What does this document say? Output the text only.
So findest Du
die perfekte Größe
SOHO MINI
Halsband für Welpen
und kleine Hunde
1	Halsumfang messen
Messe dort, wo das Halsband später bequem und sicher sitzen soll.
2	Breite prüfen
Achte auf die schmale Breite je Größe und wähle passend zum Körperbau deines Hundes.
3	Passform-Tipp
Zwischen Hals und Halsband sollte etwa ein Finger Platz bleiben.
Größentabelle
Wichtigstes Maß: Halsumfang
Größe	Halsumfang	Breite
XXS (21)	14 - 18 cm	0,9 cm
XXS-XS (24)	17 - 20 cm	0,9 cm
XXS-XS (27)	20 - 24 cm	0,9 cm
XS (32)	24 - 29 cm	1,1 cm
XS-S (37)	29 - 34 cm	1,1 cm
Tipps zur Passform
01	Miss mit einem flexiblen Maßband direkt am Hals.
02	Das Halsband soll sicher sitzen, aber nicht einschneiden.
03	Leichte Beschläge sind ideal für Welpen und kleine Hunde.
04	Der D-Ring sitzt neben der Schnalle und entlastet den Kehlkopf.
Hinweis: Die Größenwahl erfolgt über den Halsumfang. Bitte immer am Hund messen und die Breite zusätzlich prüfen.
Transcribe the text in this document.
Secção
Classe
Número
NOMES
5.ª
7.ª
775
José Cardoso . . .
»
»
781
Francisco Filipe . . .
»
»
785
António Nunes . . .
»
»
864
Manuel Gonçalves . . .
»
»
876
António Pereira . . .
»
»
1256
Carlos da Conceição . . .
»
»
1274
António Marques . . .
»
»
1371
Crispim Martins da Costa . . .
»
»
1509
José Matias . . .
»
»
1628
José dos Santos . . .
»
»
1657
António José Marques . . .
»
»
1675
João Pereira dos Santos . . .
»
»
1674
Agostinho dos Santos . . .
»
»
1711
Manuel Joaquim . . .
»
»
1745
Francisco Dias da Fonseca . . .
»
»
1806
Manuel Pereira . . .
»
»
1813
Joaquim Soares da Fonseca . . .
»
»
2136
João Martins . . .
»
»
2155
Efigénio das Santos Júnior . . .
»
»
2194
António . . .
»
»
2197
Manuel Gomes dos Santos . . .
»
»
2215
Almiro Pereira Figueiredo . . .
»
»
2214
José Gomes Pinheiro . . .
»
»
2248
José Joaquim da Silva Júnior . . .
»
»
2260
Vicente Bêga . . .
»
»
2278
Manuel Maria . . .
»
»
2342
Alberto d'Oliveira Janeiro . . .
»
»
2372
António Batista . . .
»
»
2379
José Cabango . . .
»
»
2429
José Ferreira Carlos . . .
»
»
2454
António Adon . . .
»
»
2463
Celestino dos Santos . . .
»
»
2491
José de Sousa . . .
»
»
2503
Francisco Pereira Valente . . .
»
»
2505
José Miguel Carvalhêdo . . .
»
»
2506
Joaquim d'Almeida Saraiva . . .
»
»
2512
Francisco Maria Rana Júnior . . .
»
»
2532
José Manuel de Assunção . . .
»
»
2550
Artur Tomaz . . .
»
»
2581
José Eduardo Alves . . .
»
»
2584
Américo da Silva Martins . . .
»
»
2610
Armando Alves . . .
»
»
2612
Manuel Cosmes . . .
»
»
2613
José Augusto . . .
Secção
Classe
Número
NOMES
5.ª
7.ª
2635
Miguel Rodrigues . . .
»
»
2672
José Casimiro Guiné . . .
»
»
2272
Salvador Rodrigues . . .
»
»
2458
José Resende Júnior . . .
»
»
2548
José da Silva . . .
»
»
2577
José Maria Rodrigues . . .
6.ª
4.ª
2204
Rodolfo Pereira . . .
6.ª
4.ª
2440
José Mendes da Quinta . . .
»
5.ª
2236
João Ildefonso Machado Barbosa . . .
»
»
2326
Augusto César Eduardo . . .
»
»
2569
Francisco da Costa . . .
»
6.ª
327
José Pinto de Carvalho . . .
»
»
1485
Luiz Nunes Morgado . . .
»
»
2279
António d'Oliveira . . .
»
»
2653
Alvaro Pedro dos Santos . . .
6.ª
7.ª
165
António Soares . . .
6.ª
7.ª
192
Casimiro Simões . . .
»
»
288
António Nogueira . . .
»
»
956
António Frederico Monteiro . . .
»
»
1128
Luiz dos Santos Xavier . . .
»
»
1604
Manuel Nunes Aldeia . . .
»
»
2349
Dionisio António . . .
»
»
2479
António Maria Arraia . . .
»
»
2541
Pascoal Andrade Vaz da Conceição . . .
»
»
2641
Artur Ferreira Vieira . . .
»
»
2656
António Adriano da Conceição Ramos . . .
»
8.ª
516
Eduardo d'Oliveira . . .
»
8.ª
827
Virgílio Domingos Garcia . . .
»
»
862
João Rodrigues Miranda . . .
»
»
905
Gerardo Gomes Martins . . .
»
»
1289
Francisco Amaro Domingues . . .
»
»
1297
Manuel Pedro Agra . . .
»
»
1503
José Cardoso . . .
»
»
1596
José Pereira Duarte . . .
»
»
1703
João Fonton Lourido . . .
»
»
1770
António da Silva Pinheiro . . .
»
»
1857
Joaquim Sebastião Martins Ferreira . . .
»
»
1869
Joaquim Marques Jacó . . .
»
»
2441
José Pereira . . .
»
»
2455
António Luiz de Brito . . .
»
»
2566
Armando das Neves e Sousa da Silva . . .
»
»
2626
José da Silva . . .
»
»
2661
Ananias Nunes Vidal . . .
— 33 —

──────────────────────────────

Reproduce the complete data exactly as presented above.

What does this document say? Output the text only.
So findest Du
die perfekte Größe
SOHO MINI
Halsband für Welpen
und kleine Hunde
1	Halsumfang messen
Messe dort, wo das Halsband später bequem und sicher sitzen soll.
2	Breite prüfen
Achte auf die schmale Breite je Größe und wähle passend zum Körperbau deines Hundes.
3	Passform-Tipp
Zwischen Hals und Halsband sollte etwa ein Finger Platz bleiben.
Größentabelle
Wichtigstes Maß: Halsumfang
Größe	Halsumfang	Breite
XXS (21)	14 - 18 cm	0,9 cm
XXS-XS (24)	17 - 20 cm	0,9 cm
XXS-XS (27)	20 - 24 cm	0,9 cm
XS (32)	24 - 29 cm	1,1 cm
XS-S (37)	29 - 34 cm	1,1 cm
Tipps zur Passform
01	Miss mit einem flexiblen Maßband direkt am Hals.
02	Das Halsband soll sicher sitzen, aber nicht einschneiden.
03	Leichte Beschläge sind ideal für Welpen und kleine Hunde.
04	Der D-Ring sitzt neben der Schnalle und entlastet den Kehlkopf.
Hinweis: Die Größenwahl erfolgt über den Halsumfang. Bitte immer am Hund messen und die Breite zusätzlich prüfen.
Transcribe the text in this document.
Secção
Classe
Número
NOMES
5.ª
7.ª
775
José Cardoso . . .
»
»
781
Francisco Filipe . . .
»
»
785
António Nunes . . .
»
»
864
Manuel Gonçalves . . .
»
»
876
António Pereira . . .
»
»
1256
Carlos da Conceição . . .
»
»
1274
António Marques . . .
»
»
1371
Crispim Martins da Costa . . .
»
»
1509
José Matias . . .
»
»
1628
José dos Santos . . .
»
»
1657
António José Marques . . .
»
»
1675
João Pereira dos Santos . . .
»
»
1674
Agostinho dos Santos . . .
»
»
1711
Manuel Joaquim . . .
»
»
1745
Francisco Dias da Fonseca . . .
»
»
1806
Manuel Pereira . . .
»
»
1813
Joaquim Soares da Fonseca . . .
»
»
2136
João Martins . . .
»
»
2155
Efigénio das Santos Júnior . . .
»
»
2194
António . . .
»
»
2197
Manuel Gomes dos Santos . . .
»
»
2215
Almiro Pereira Figueiredo . . .
»
»
2214
José Gomes Pinheiro . . .
»
»
2248
José Joaquim da Silva Júnior . . .
»
»
2260
Vicente Bêga . . .
»
»
2278
Manuel Maria . . .
»
»
2342
Alberto d'Oliveira Janeiro . . .
»
»
2372
António Batista . . .
»
»
2379
José Cabango . . .
»
»
2429
José Ferreira Carlos . . .
»
»
2454
António Adon . . .
»
»
2463
Celestino dos Santos . . .
»
»
2491
José de Sousa . . .
»
»
2503
Francisco Pereira Valente . . .
»
»
2505
José Miguel Carvalhêdo . . .
»
»
2506
Joaquim d'Almeida Saraiva . . .
»
»
2512
Francisco Maria Rana Júnior . . .
»
»
2532
José Manuel de Assunção . . .
»
»
2550
Artur Tomaz . . .
»
»
2581
José Eduardo Alves . . .
»
»
2584
Américo da Silva Martins . . .
»
»
2610
Armando Alves . . .
»
»
2612
Manuel Cosmes . . .
»
»
2613
José Augusto . . .
Secção
Classe
Número
NOMES
5.ª
7.ª
2635
Miguel Rodrigues . . .
»
»
2672
José Casimiro Guiné . . .
»
»
2272
Salvador Rodrigues . . .
»
»
2458
José Resende Júnior . . .
»
»
2548
José da Silva . . .
»
»
2577
José Maria Rodrigues . . .
6.ª
4.ª
2204
Rodolfo Pereira . . .
6.ª
4.ª
2440
José Mendes da Quinta . . .
»
5.ª
2236
João Ildefonso Machado Barbosa . . .
»
»
2326
Augusto César Eduardo . . .
»
»
2569
Francisco da Costa . . .
»
6.ª
327
José Pinto de Carvalho . . .
»
»
1485
Luiz Nunes Morgado . . .
»
»
2279
António d'Oliveira . . .
»
»
2653
Alvaro Pedro dos Santos . . .
6.ª
7.ª
165
António Soares . . .
6.ª
7.ª
192
Casimiro Simões . . .
»
»
288
António Nogueira . . .
»
»
956
António Frederico Monteiro . . .
»
»
1128
Luiz dos Santos Xavier . . .
»
»
1604
Manuel Nunes Aldeia . . .
»
»
2349
Dionisio António . . .
»
»
2479
António Maria Arraia . . .
»
»
2541
Pascoal Andrade Vaz da Conceição . . .
»
»
2641
Artur Ferreira Vieira . . .
»
»
2656
António Adriano da Conceição Ramos . . .
»
8.ª
516
Eduardo d'Oliveira . . .
»
8.ª
827
Virgílio Domingos Garcia . . .
»
»
862
João Rodrigues Miranda . . .
»
»
905
Gerardo Gomes Martins . . .
»
»
1289
Francisco Amaro Domingues . . .
»
»
1297
Manuel Pedro Agra . . .
»
»
1503
José Cardoso . . .
»
»
1596
José Pereira Duarte . . .
»
»
1703
João Fonton Lourido . . .
»
»
1770
António da Silva Pinheiro . . .
»
»
1857
Joaquim Sebastião Martins Ferreira . . .
»
»
1869
Joaquim Marques Jacó . . .
»
»
2441
José Pereira . . .
»
»
2455
António Luiz de Brito . . .
»
»
2566
Armando das Neves e Sousa da Silva . . .
»
»
2626
José da Silva . . .
»
»
2661
Ananias Nunes Vidal . . .
— 33 —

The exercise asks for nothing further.